Reproduce every entry exactly and leave its pictures out.

** start DATA FOR PROCESSING **

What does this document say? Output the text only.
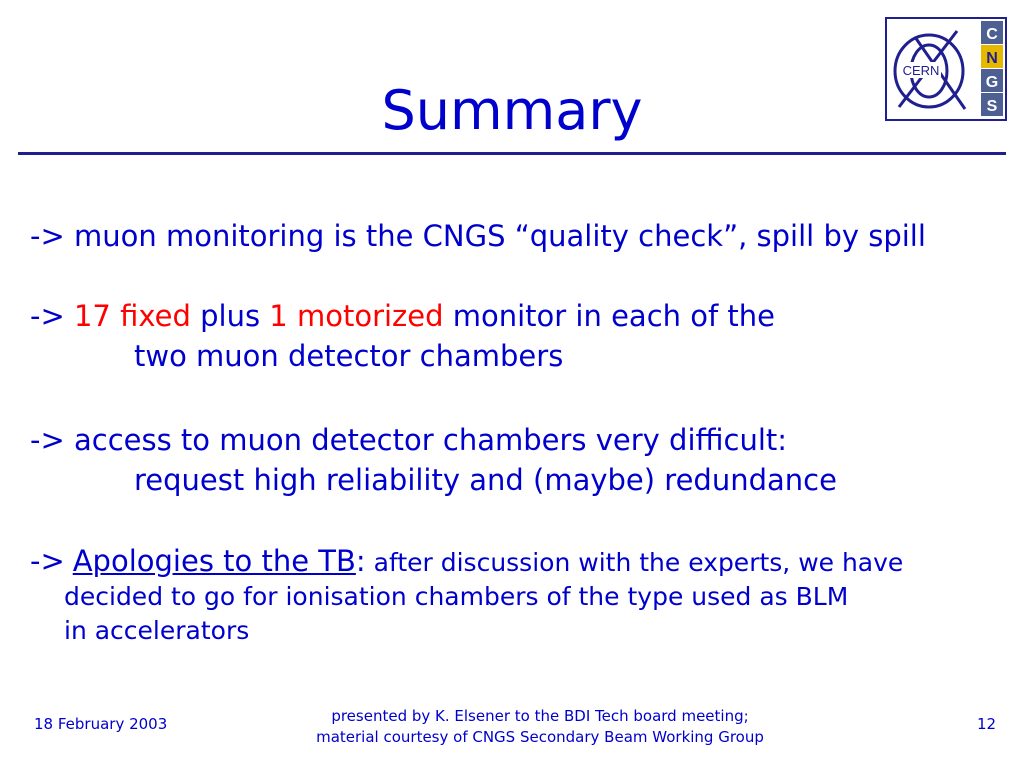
Summary
CERN
C
N
G
S
-> muon monitoring is the CNGS “quality check”, spill by spill
-> 17 fixed plus 1 motorized monitor in each of the
two muon detector chambers
-> access to muon detector chambers very difficult:
request high reliability and (maybe) redundance
-> Apologies to the TB: after discussion with the experts, we have
decided to go for ionisation chambers of the type used as BLM
in accelerators
18 February 2003	presented by K. Elsener to the BDI Tech board meeting;
material courtesy of CNGS Secondary Beam Working Group
12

** end DATA FOR PROCESSING **

> _RESPONSE TO THIS EXERCISE_
What does this document say? Output the text only.
Summary
CERN
C
N
G
S
-> muon monitoring is the CNGS “quality check”, spill by spill
-> 17 fixed plus 1 motorized monitor in each of the
two muon detector chambers
-> access to muon detector chambers very difficult:
request high reliability and (maybe) redundance
-> Apologies to the TB: after discussion with the experts, we have
decided to go for ionisation chambers of the type used as BLM
in accelerators
18 February 2003	presented by K. Elsener to the BDI Tech board meeting;
material courtesy of CNGS Secondary Beam Working Group
12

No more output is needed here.